Stored items
:::

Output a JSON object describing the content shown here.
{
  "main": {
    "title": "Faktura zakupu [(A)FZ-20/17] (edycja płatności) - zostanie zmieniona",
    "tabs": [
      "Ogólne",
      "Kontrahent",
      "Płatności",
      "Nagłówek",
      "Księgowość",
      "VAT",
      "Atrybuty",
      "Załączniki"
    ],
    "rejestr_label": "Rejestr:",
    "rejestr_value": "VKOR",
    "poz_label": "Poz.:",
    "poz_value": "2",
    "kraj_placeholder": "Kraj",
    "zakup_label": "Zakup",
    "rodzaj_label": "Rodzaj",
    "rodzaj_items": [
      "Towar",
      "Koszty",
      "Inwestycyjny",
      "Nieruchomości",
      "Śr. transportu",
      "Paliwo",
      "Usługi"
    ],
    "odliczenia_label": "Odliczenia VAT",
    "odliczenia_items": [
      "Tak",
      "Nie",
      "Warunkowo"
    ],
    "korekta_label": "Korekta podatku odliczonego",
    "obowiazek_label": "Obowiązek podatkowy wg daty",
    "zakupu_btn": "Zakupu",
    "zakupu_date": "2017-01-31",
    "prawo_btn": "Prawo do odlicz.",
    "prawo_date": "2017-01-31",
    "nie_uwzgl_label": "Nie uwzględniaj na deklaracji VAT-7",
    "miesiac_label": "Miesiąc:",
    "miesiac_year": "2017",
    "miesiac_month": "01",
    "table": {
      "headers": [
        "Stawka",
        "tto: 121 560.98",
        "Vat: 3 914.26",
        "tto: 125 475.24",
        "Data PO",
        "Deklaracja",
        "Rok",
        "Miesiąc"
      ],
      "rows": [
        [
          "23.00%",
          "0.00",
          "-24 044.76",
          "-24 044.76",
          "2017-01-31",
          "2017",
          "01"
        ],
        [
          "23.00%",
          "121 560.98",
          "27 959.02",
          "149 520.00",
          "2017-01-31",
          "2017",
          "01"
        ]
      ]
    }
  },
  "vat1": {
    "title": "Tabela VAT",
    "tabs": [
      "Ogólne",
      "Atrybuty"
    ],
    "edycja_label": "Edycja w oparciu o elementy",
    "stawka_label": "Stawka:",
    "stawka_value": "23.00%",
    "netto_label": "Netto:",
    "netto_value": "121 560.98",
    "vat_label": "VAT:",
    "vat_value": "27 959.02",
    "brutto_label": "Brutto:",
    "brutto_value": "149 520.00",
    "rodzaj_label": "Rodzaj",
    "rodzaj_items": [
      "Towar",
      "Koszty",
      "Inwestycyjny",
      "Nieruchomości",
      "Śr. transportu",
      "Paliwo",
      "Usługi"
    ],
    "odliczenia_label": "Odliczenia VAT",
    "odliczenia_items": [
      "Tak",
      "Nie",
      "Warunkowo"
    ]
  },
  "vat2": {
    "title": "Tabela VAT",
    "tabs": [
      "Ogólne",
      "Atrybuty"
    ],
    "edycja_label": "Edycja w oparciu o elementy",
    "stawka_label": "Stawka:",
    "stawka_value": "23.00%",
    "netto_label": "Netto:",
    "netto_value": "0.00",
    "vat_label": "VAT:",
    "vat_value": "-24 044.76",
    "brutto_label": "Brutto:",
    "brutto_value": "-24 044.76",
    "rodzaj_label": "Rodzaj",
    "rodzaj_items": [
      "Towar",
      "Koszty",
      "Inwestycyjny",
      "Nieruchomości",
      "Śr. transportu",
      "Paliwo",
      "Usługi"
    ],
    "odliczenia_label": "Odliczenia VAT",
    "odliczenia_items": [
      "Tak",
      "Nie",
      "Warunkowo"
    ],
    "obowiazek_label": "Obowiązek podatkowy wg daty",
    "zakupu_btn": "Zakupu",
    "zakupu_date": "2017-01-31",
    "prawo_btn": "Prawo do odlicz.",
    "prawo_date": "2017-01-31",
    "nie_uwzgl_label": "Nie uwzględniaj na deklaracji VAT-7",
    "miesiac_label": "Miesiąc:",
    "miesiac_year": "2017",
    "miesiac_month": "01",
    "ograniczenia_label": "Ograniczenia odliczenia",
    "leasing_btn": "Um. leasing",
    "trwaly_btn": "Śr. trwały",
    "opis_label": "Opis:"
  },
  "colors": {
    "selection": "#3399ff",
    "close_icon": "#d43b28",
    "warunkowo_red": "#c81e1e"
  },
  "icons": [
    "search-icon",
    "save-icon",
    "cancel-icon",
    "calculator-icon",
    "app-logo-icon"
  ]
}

:::

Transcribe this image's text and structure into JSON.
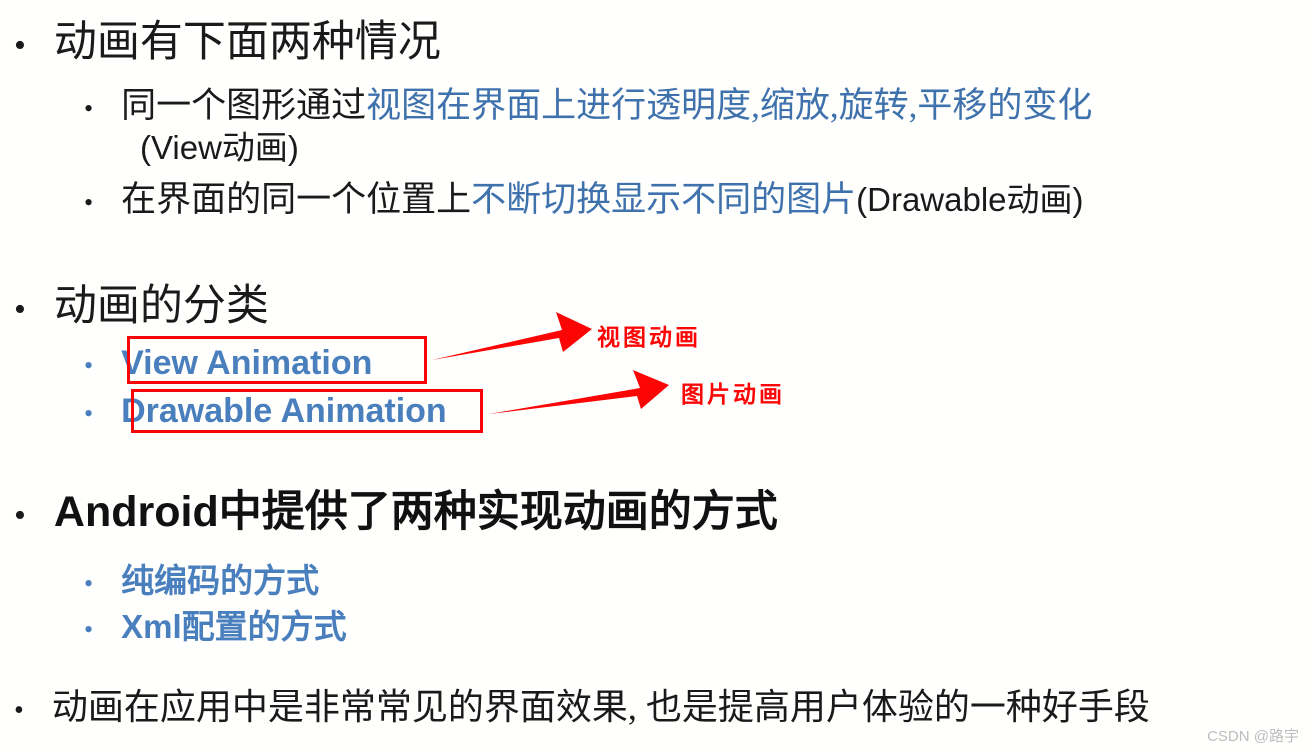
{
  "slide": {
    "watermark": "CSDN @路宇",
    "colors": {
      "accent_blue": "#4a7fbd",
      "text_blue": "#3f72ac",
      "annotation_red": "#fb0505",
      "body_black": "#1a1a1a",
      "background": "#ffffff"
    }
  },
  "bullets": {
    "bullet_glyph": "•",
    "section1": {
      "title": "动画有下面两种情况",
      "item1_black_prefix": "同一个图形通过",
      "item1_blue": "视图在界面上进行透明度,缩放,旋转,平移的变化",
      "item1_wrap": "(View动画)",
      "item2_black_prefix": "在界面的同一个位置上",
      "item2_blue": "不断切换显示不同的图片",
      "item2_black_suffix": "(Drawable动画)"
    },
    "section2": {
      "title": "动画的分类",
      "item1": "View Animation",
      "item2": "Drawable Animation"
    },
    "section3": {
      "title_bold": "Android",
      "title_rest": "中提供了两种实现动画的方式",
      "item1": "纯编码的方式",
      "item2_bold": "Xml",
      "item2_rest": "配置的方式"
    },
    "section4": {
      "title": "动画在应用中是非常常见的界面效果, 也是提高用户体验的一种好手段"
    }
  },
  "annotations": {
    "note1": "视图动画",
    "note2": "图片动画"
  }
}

:::

** What needs to be done **
Copy each line that contains the word "JSON".

** Exercise answer **
Output a JSON object describing the content shown here.
Transcribe this image's text and structure into JSON.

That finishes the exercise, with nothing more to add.